_TASK STATEMENT:_ Quote the listing in full, exactly as given, minus any pictures.

┌─ LISTED ENTRIES

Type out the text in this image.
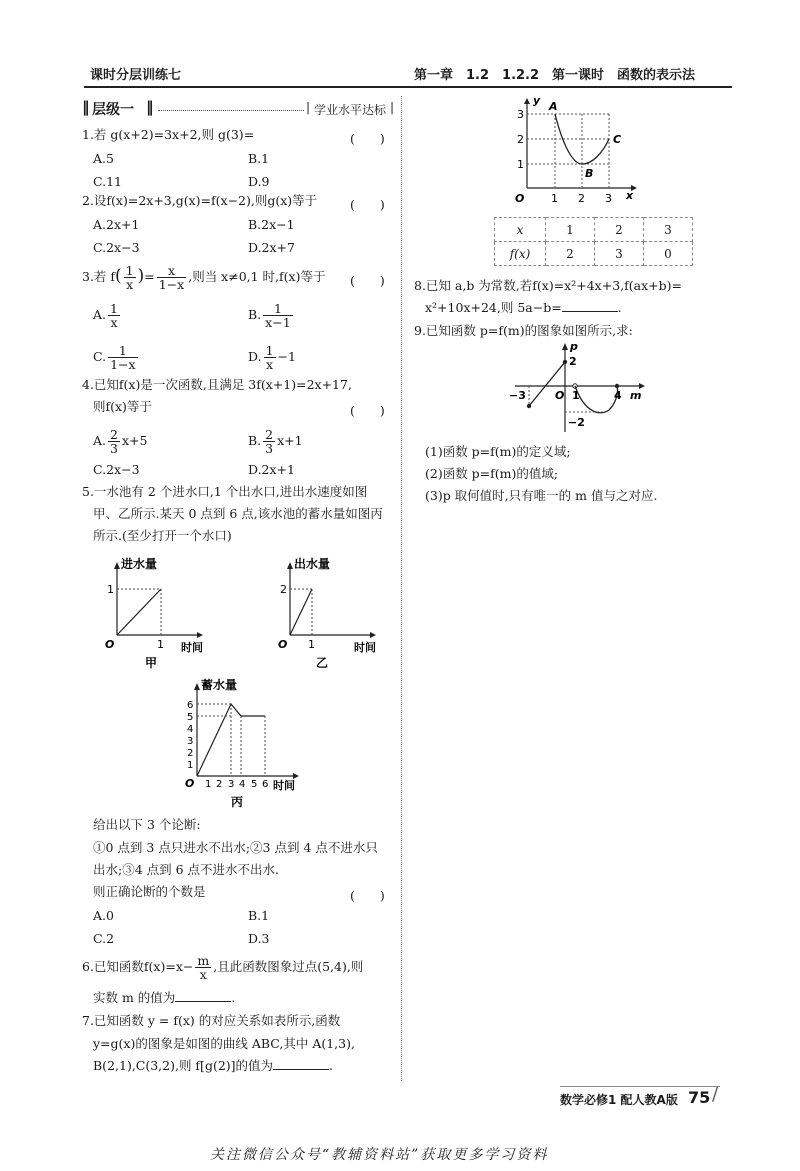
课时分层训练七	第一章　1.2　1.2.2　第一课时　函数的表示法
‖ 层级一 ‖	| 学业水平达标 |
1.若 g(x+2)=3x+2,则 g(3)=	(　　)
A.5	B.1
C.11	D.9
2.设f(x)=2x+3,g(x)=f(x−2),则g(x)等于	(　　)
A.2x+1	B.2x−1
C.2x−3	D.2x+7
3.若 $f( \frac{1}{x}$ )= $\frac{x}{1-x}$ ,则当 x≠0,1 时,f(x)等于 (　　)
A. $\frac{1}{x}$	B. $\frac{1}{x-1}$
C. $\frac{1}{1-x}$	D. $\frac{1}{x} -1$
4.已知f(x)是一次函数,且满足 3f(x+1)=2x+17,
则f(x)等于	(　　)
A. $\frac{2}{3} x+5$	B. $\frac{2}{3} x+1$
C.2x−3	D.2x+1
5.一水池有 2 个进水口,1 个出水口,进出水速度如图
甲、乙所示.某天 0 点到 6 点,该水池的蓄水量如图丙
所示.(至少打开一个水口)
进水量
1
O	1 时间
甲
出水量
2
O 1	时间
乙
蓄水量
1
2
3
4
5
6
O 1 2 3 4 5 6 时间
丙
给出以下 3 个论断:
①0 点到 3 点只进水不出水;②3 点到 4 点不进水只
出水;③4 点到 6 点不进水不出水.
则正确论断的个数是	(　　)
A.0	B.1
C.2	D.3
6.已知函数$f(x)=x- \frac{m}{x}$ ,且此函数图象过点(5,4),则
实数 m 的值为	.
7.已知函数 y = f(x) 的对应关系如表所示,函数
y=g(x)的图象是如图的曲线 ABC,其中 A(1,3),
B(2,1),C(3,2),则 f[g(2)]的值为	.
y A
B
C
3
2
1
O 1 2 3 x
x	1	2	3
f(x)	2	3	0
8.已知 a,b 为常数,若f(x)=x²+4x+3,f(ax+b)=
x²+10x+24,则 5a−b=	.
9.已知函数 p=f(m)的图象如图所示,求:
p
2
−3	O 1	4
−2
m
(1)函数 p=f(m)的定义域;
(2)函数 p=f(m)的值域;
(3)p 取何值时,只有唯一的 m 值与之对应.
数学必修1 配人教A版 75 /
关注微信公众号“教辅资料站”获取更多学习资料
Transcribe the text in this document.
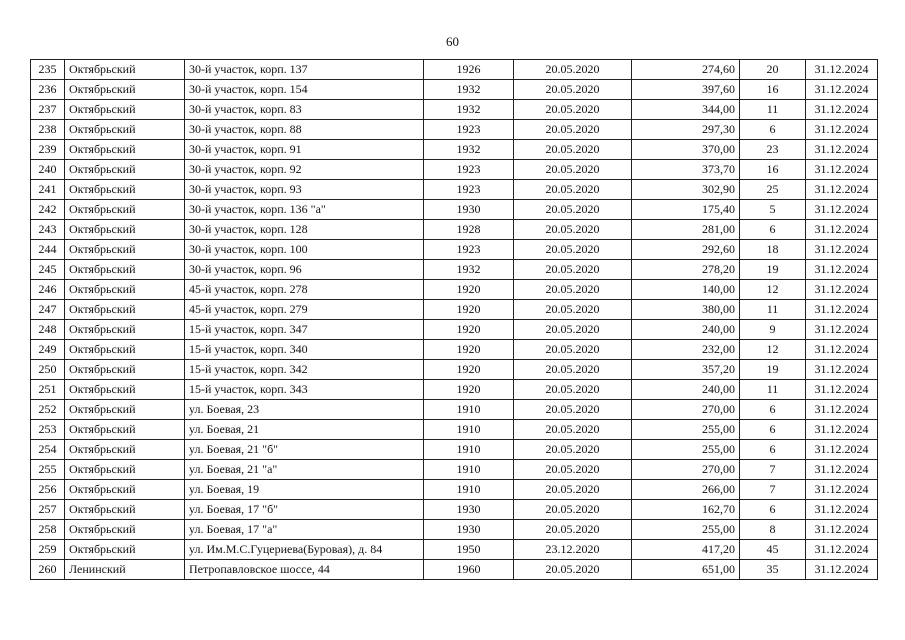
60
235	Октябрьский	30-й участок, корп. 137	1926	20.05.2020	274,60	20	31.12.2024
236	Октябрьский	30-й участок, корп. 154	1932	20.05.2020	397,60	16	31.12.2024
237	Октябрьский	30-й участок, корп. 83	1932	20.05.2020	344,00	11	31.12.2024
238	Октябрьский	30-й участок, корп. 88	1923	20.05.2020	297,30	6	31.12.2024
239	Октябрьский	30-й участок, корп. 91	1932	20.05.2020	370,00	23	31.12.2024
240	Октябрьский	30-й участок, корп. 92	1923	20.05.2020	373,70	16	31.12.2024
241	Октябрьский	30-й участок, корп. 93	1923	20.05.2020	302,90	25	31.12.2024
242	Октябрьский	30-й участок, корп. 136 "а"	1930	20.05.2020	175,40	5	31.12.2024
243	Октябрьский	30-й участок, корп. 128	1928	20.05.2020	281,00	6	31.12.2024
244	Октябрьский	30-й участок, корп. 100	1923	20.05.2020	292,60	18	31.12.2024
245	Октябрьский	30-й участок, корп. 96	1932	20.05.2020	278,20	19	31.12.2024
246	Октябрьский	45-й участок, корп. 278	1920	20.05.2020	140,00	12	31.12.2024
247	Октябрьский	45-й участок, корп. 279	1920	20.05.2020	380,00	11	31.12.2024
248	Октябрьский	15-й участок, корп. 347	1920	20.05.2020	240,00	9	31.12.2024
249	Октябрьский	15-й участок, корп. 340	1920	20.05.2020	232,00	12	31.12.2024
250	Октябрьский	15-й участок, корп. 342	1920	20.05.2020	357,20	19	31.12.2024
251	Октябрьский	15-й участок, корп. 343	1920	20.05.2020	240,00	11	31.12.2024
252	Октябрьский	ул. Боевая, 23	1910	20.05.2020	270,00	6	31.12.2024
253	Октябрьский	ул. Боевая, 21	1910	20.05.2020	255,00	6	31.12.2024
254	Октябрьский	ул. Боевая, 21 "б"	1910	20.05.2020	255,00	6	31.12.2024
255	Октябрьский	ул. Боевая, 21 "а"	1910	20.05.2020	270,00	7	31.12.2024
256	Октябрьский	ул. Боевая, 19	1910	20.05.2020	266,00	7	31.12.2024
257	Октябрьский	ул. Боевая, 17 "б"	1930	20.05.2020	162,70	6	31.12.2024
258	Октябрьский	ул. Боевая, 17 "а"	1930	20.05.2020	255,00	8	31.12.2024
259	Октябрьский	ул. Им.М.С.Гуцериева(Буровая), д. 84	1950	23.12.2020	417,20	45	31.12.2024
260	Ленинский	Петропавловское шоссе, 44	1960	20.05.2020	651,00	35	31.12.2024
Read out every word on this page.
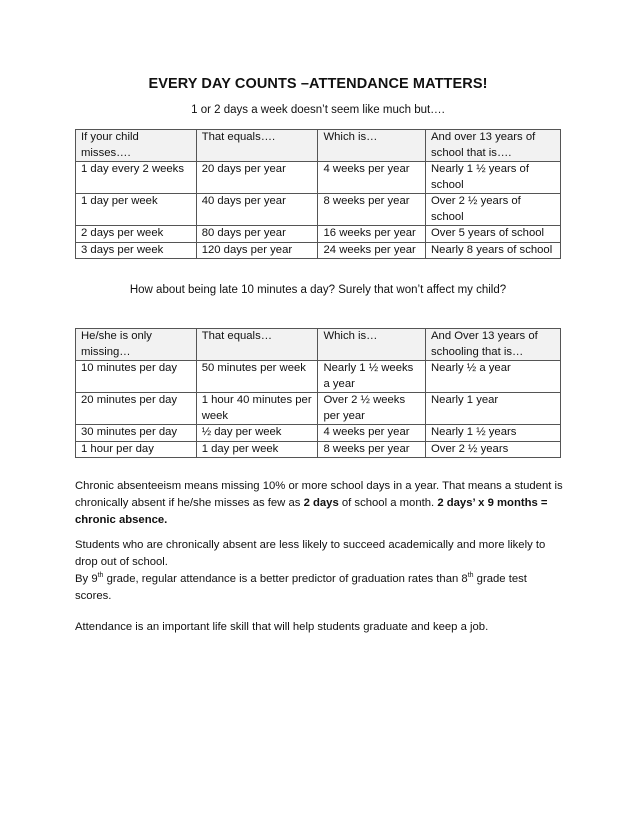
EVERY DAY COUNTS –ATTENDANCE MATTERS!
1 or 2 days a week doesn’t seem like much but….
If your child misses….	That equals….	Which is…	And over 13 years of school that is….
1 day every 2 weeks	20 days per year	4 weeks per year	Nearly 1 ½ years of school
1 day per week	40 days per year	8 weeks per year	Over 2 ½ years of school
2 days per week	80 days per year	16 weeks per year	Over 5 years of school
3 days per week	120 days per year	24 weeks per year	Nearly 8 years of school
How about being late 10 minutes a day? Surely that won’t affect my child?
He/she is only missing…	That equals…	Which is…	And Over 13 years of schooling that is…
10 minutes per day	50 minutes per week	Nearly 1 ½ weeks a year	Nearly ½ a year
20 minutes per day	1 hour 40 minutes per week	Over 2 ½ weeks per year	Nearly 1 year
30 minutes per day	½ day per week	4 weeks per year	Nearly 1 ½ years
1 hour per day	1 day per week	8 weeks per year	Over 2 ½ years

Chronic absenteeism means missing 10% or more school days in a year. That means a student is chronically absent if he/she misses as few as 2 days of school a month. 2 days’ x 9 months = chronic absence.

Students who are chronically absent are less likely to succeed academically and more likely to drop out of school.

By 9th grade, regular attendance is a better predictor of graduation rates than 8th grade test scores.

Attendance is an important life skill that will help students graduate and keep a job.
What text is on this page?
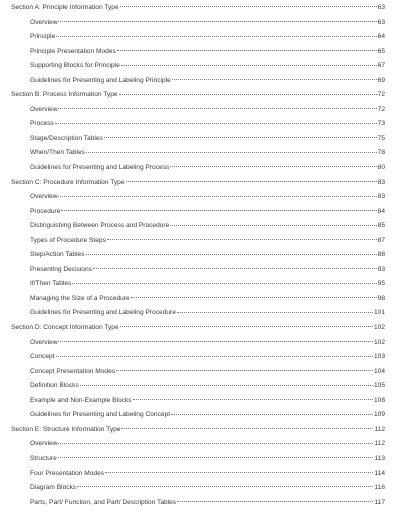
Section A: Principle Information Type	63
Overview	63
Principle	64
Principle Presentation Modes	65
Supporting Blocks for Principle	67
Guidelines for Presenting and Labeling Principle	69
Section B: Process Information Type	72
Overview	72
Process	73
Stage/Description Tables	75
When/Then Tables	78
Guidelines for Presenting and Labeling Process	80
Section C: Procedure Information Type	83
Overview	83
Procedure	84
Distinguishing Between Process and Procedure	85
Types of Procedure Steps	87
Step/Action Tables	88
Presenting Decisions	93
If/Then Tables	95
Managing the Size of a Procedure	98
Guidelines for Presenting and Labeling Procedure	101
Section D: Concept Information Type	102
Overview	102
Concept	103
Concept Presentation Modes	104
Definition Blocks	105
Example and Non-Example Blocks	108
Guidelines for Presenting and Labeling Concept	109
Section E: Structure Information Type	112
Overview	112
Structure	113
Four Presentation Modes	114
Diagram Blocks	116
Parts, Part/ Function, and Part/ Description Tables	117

└─

_RESULT OF THE TASK:_
Type out the text in this image.
课时分层训练七	第一章　1.2　1.2.2　第一课时　函数的表示法
‖ 层级一 ‖	| 学业水平达标 |
1.若 g(x+2)=3x+2,则 g(3)=	(　　)
A.5	B.1
C.11	D.9
2.设f(x)=2x+3,g(x)=f(x−2),则g(x)等于	(　　)
A.2x+1	B.2x−1
C.2x−3	D.2x+7
3.若 $f( \frac{1}{x}$ )= $\frac{x}{1-x}$ ,则当 x≠0,1 时,f(x)等于 (　　)
A. $\frac{1}{x}$	B. $\frac{1}{x-1}$
C. $\frac{1}{1-x}$	D. $\frac{1}{x} -1$
4.已知f(x)是一次函数,且满足 3f(x+1)=2x+17,
则f(x)等于	(　　)
A. $\frac{2}{3} x+5$	B. $\frac{2}{3} x+1$
C.2x−3	D.2x+1
5.一水池有 2 个进水口,1 个出水口,进出水速度如图
甲、乙所示.某天 0 点到 6 点,该水池的蓄水量如图丙
所示.(至少打开一个水口)
进水量
1
O	1 时间
甲
出水量
2
O 1	时间
乙
蓄水量
1
2
3
4
5
6
O 1 2 3 4 5 6 时间
丙
给出以下 3 个论断:
①0 点到 3 点只进水不出水;②3 点到 4 点不进水只
出水;③4 点到 6 点不进水不出水.
则正确论断的个数是	(　　)
A.0	B.1
C.2	D.3
6.已知函数$f(x)=x- \frac{m}{x}$ ,且此函数图象过点(5,4),则
实数 m 的值为	.
7.已知函数 y = f(x) 的对应关系如表所示,函数
y=g(x)的图象是如图的曲线 ABC,其中 A(1,3),
B(2,1),C(3,2),则 f[g(2)]的值为	.
y A
B
C
3
2
1
O 1 2 3 x
x	1	2	3
f(x)	2	3	0
8.已知 a,b 为常数,若f(x)=x²+4x+3,f(ax+b)=
x²+10x+24,则 5a−b=	.
9.已知函数 p=f(m)的图象如图所示,求:
p
2
−3	O 1	4
−2
m
(1)函数 p=f(m)的定义域;
(2)函数 p=f(m)的值域;
(3)p 取何值时,只有唯一的 m 值与之对应.
数学必修1 配人教A版 75 /
关注微信公众号“教辅资料站”获取更多学习资料
Transcribe the text in this document.
60
235	Октябрьский	30-й участок, корп. 137	1926	20.05.2020	274,60	20	31.12.2024
236	Октябрьский	30-й участок, корп. 154	1932	20.05.2020	397,60	16	31.12.2024
237	Октябрьский	30-й участок, корп. 83	1932	20.05.2020	344,00	11	31.12.2024
238	Октябрьский	30-й участок, корп. 88	1923	20.05.2020	297,30	6	31.12.2024
239	Октябрьский	30-й участок, корп. 91	1932	20.05.2020	370,00	23	31.12.2024
240	Октябрьский	30-й участок, корп. 92	1923	20.05.2020	373,70	16	31.12.2024
241	Октябрьский	30-й участок, корп. 93	1923	20.05.2020	302,90	25	31.12.2024
242	Октябрьский	30-й участок, корп. 136 "а"	1930	20.05.2020	175,40	5	31.12.2024
243	Октябрьский	30-й участок, корп. 128	1928	20.05.2020	281,00	6	31.12.2024
244	Октябрьский	30-й участок, корп. 100	1923	20.05.2020	292,60	18	31.12.2024
245	Октябрьский	30-й участок, корп. 96	1932	20.05.2020	278,20	19	31.12.2024
246	Октябрьский	45-й участок, корп. 278	1920	20.05.2020	140,00	12	31.12.2024
247	Октябрьский	45-й участок, корп. 279	1920	20.05.2020	380,00	11	31.12.2024
248	Октябрьский	15-й участок, корп. 347	1920	20.05.2020	240,00	9	31.12.2024
249	Октябрьский	15-й участок, корп. 340	1920	20.05.2020	232,00	12	31.12.2024
250	Октябрьский	15-й участок, корп. 342	1920	20.05.2020	357,20	19	31.12.2024
251	Октябрьский	15-й участок, корп. 343	1920	20.05.2020	240,00	11	31.12.2024
252	Октябрьский	ул. Боевая, 23	1910	20.05.2020	270,00	6	31.12.2024
253	Октябрьский	ул. Боевая, 21	1910	20.05.2020	255,00	6	31.12.2024
254	Октябрьский	ул. Боевая, 21 "б"	1910	20.05.2020	255,00	6	31.12.2024
255	Октябрьский	ул. Боевая, 21 "а"	1910	20.05.2020	270,00	7	31.12.2024
256	Октябрьский	ул. Боевая, 19	1910	20.05.2020	266,00	7	31.12.2024
257	Октябрьский	ул. Боевая, 17 "б"	1930	20.05.2020	162,70	6	31.12.2024
258	Октябрьский	ул. Боевая, 17 "а"	1930	20.05.2020	255,00	8	31.12.2024
259	Октябрьский	ул. Им.М.С.Гуцериева(Буровая), д. 84	1950	23.12.2020	417,20	45	31.12.2024
260	Ленинский	Петропавловское шоссе, 44	1960	20.05.2020	651,00	35	31.12.2024
Read out every word on this page.
EVERY DAY COUNTS –ATTENDANCE MATTERS!
1 or 2 days a week doesn’t seem like much but….
If your child misses….	That equals….	Which is…	And over 13 years of school that is….
1 day every 2 weeks	20 days per year	4 weeks per year	Nearly 1 ½ years of school
1 day per week	40 days per year	8 weeks per year	Over 2 ½ years of school
2 days per week	80 days per year	16 weeks per year	Over 5 years of school
3 days per week	120 days per year	24 weeks per year	Nearly 8 years of school
How about being late 10 minutes a day? Surely that won’t affect my child?
He/she is only missing…	That equals…	Which is…	And Over 13 years of schooling that is…
10 minutes per day	50 minutes per week	Nearly 1 ½ weeks a year	Nearly ½ a year
20 minutes per day	1 hour 40 minutes per week	Over 2 ½ weeks per year	Nearly 1 year
30 minutes per day	½ day per week	4 weeks per year	Nearly 1 ½ years
1 hour per day	1 day per week	8 weeks per year	Over 2 ½ years

Chronic absenteeism means missing 10% or more school days in a year. That means a student is chronically absent if he/she misses as few as 2 days of school a month. 2 days’ x 9 months = chronic absence.

Students who are chronically absent are less likely to succeed academically and more likely to drop out of school.

By 9th grade, regular attendance is a better predictor of graduation rates than 8th grade test scores.

Attendance is an important life skill that will help students graduate and keep a job.
What text is on this page?
Section A: Principle Information Type	63
Overview	63
Principle	64
Principle Presentation Modes	65
Supporting Blocks for Principle	67
Guidelines for Presenting and Labeling Principle	69
Section B: Process Information Type	72
Overview	72
Process	73
Stage/Description Tables	75
When/Then Tables	78
Guidelines for Presenting and Labeling Process	80
Section C: Procedure Information Type	83
Overview	83
Procedure	84
Distinguishing Between Process and Procedure	85
Types of Procedure Steps	87
Step/Action Tables	88
Presenting Decisions	93
If/Then Tables	95
Managing the Size of a Procedure	98
Guidelines for Presenting and Labeling Procedure	101
Section D: Concept Information Type	102
Overview	102
Concept	103
Concept Presentation Modes	104
Definition Blocks	105
Example and Non-Example Blocks	108
Guidelines for Presenting and Labeling Concept	109
Section E: Structure Information Type	112
Overview	112
Structure	113
Four Presentation Modes	114
Diagram Blocks	116
Parts, Part/ Function, and Part/ Description Tables	117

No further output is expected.